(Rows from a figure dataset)
= = = =
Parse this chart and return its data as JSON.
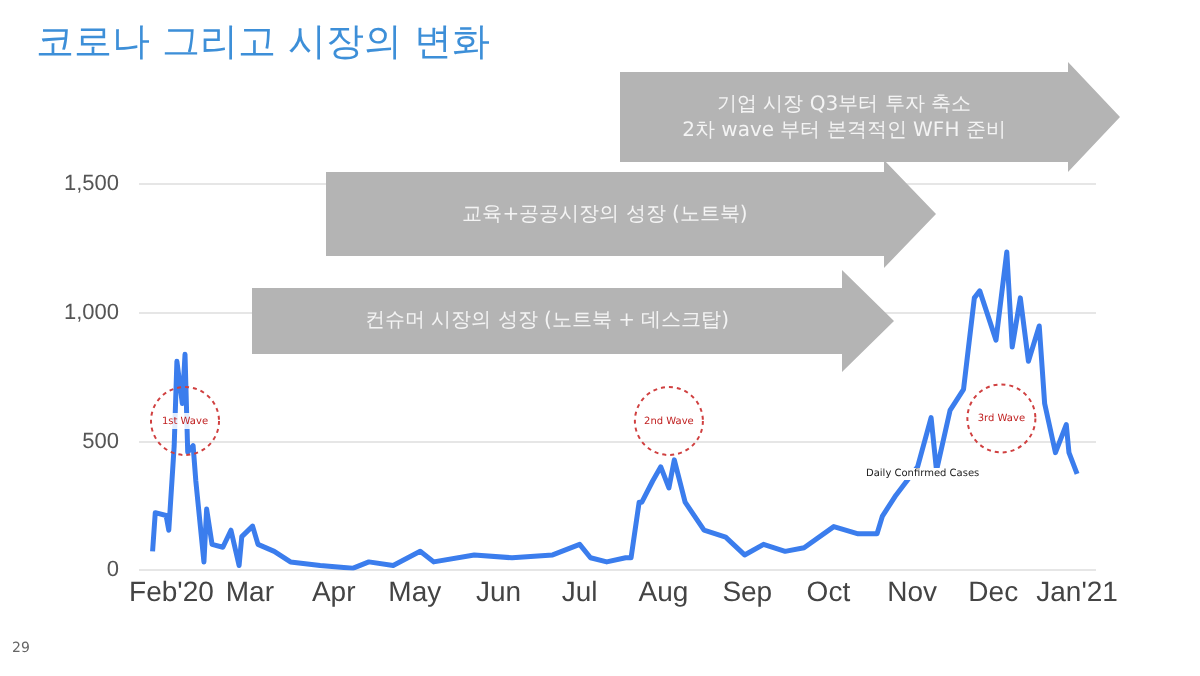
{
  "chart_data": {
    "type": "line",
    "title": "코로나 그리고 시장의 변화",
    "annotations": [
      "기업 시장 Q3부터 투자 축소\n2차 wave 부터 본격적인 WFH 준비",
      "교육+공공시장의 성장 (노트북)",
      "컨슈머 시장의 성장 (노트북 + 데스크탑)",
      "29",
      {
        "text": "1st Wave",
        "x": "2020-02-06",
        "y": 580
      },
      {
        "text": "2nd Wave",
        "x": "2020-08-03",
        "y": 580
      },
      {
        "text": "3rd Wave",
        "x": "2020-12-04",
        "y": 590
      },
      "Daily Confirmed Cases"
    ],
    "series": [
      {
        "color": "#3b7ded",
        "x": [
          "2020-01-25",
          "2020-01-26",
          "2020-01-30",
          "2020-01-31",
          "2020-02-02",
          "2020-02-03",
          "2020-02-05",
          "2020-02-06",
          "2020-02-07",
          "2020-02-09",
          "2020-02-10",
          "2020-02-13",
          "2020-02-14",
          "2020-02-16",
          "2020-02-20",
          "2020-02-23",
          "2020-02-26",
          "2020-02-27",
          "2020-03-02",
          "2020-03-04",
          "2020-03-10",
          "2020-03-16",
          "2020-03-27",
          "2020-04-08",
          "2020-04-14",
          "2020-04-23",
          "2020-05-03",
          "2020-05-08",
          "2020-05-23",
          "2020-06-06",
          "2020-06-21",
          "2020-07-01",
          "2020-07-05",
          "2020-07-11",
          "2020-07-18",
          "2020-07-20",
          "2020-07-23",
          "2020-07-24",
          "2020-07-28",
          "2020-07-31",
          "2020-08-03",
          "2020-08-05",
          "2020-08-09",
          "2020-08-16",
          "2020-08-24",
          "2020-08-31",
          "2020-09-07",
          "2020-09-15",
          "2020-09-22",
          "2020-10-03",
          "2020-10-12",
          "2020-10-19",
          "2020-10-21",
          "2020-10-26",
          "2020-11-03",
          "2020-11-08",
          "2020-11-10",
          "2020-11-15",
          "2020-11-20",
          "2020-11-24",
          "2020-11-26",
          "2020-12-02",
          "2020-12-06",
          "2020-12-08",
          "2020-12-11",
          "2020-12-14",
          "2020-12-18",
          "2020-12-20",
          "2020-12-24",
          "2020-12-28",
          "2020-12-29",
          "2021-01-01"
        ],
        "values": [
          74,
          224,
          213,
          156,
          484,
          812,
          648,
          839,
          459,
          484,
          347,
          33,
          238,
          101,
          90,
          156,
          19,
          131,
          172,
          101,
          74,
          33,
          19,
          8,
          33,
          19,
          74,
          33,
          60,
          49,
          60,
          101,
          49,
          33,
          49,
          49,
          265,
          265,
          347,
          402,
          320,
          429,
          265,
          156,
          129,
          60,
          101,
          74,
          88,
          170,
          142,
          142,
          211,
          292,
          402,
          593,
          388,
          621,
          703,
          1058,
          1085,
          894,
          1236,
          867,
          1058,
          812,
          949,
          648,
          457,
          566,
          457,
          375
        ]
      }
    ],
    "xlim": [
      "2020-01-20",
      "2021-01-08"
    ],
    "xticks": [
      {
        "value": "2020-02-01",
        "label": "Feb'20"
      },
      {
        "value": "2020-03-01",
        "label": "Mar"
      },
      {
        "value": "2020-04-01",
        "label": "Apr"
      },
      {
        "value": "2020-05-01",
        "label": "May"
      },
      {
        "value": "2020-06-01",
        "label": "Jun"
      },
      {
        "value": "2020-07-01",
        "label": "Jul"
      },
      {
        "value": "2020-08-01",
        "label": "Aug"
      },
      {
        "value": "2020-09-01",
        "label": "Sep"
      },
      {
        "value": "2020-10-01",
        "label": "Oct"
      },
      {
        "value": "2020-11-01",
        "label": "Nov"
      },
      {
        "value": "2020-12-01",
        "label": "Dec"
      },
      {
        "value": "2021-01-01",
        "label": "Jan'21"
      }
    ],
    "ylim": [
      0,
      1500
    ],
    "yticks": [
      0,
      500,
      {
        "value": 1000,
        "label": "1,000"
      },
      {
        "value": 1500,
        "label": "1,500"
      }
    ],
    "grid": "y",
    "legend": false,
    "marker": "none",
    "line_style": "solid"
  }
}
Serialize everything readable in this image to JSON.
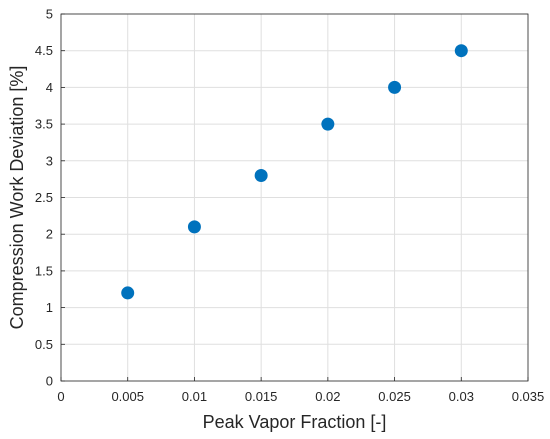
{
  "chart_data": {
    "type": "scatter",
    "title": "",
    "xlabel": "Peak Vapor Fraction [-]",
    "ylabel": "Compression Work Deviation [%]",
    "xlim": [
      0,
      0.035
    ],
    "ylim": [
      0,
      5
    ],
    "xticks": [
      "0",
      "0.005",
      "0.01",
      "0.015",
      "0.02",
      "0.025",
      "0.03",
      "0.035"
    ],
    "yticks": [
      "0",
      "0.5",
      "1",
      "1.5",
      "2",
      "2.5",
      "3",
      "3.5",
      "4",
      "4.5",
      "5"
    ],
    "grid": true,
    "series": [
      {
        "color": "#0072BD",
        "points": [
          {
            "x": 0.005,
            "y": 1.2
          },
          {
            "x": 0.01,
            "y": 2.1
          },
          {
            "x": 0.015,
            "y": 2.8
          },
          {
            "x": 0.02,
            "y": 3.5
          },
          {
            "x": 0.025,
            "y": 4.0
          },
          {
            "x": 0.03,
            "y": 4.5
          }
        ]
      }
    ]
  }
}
= = = =
#### WHAT TO DO
Without the pictures, write out the whole listing above exactly as it appears.

#### CORRECT RESPONSE
Parse this chart and return its data as JSON.
{
  "chart_data": {
    "type": "line",
    "title": "코로나 그리고 시장의 변화",
    "annotations": [
      "기업 시장 Q3부터 투자 축소\n2차 wave 부터 본격적인 WFH 준비",
      "교육+공공시장의 성장 (노트북)",
      "컨슈머 시장의 성장 (노트북 + 데스크탑)",
      "29",
      {
        "text": "1st Wave",
        "x": "2020-02-06",
        "y": 580
      },
      {
        "text": "2nd Wave",
        "x": "2020-08-03",
        "y": 580
      },
      {
        "text": "3rd Wave",
        "x": "2020-12-04",
        "y": 590
      },
      "Daily Confirmed Cases"
    ],
    "series": [
      {
        "color": "#3b7ded",
        "x": [
          "2020-01-25",
          "2020-01-26",
          "2020-01-30",
          "2020-01-31",
          "2020-02-02",
          "2020-02-03",
          "2020-02-05",
          "2020-02-06",
          "2020-02-07",
          "2020-02-09",
          "2020-02-10",
          "2020-02-13",
          "2020-02-14",
          "2020-02-16",
          "2020-02-20",
          "2020-02-23",
          "2020-02-26",
          "2020-02-27",
          "2020-03-02",
          "2020-03-04",
          "2020-03-10",
          "2020-03-16",
          "2020-03-27",
          "2020-04-08",
          "2020-04-14",
          "2020-04-23",
          "2020-05-03",
          "2020-05-08",
          "2020-05-23",
          "2020-06-06",
          "2020-06-21",
          "2020-07-01",
          "2020-07-05",
          "2020-07-11",
          "2020-07-18",
          "2020-07-20",
          "2020-07-23",
          "2020-07-24",
          "2020-07-28",
          "2020-07-31",
          "2020-08-03",
          "2020-08-05",
          "2020-08-09",
          "2020-08-16",
          "2020-08-24",
          "2020-08-31",
          "2020-09-07",
          "2020-09-15",
          "2020-09-22",
          "2020-10-03",
          "2020-10-12",
          "2020-10-19",
          "2020-10-21",
          "2020-10-26",
          "2020-11-03",
          "2020-11-08",
          "2020-11-10",
          "2020-11-15",
          "2020-11-20",
          "2020-11-24",
          "2020-11-26",
          "2020-12-02",
          "2020-12-06",
          "2020-12-08",
          "2020-12-11",
          "2020-12-14",
          "2020-12-18",
          "2020-12-20",
          "2020-12-24",
          "2020-12-28",
          "2020-12-29",
          "2021-01-01"
        ],
        "values": [
          74,
          224,
          213,
          156,
          484,
          812,
          648,
          839,
          459,
          484,
          347,
          33,
          238,
          101,
          90,
          156,
          19,
          131,
          172,
          101,
          74,
          33,
          19,
          8,
          33,
          19,
          74,
          33,
          60,
          49,
          60,
          101,
          49,
          33,
          49,
          49,
          265,
          265,
          347,
          402,
          320,
          429,
          265,
          156,
          129,
          60,
          101,
          74,
          88,
          170,
          142,
          142,
          211,
          292,
          402,
          593,
          388,
          621,
          703,
          1058,
          1085,
          894,
          1236,
          867,
          1058,
          812,
          949,
          648,
          457,
          566,
          457,
          375
        ]
      }
    ],
    "xlim": [
      "2020-01-20",
      "2021-01-08"
    ],
    "xticks": [
      {
        "value": "2020-02-01",
        "label": "Feb'20"
      },
      {
        "value": "2020-03-01",
        "label": "Mar"
      },
      {
        "value": "2020-04-01",
        "label": "Apr"
      },
      {
        "value": "2020-05-01",
        "label": "May"
      },
      {
        "value": "2020-06-01",
        "label": "Jun"
      },
      {
        "value": "2020-07-01",
        "label": "Jul"
      },
      {
        "value": "2020-08-01",
        "label": "Aug"
      },
      {
        "value": "2020-09-01",
        "label": "Sep"
      },
      {
        "value": "2020-10-01",
        "label": "Oct"
      },
      {
        "value": "2020-11-01",
        "label": "Nov"
      },
      {
        "value": "2020-12-01",
        "label": "Dec"
      },
      {
        "value": "2021-01-01",
        "label": "Jan'21"
      }
    ],
    "ylim": [
      0,
      1500
    ],
    "yticks": [
      0,
      500,
      {
        "value": 1000,
        "label": "1,000"
      },
      {
        "value": 1500,
        "label": "1,500"
      }
    ],
    "grid": "y",
    "legend": false,
    "marker": "none",
    "line_style": "solid"
  }
}
Serialize everything readable in this image to JSON.
{
  "chart_data": {
    "type": "scatter",
    "title": "",
    "xlabel": "Peak Vapor Fraction [-]",
    "ylabel": "Compression Work Deviation [%]",
    "xlim": [
      0,
      0.035
    ],
    "ylim": [
      0,
      5
    ],
    "xticks": [
      "0",
      "0.005",
      "0.01",
      "0.015",
      "0.02",
      "0.025",
      "0.03",
      "0.035"
    ],
    "yticks": [
      "0",
      "0.5",
      "1",
      "1.5",
      "2",
      "2.5",
      "3",
      "3.5",
      "4",
      "4.5",
      "5"
    ],
    "grid": true,
    "series": [
      {
        "color": "#0072BD",
        "points": [
          {
            "x": 0.005,
            "y": 1.2
          },
          {
            "x": 0.01,
            "y": 2.1
          },
          {
            "x": 0.015,
            "y": 2.8
          },
          {
            "x": 0.02,
            "y": 3.5
          },
          {
            "x": 0.025,
            "y": 4.0
          },
          {
            "x": 0.03,
            "y": 4.5
          }
        ]
      }
    ]
  }
}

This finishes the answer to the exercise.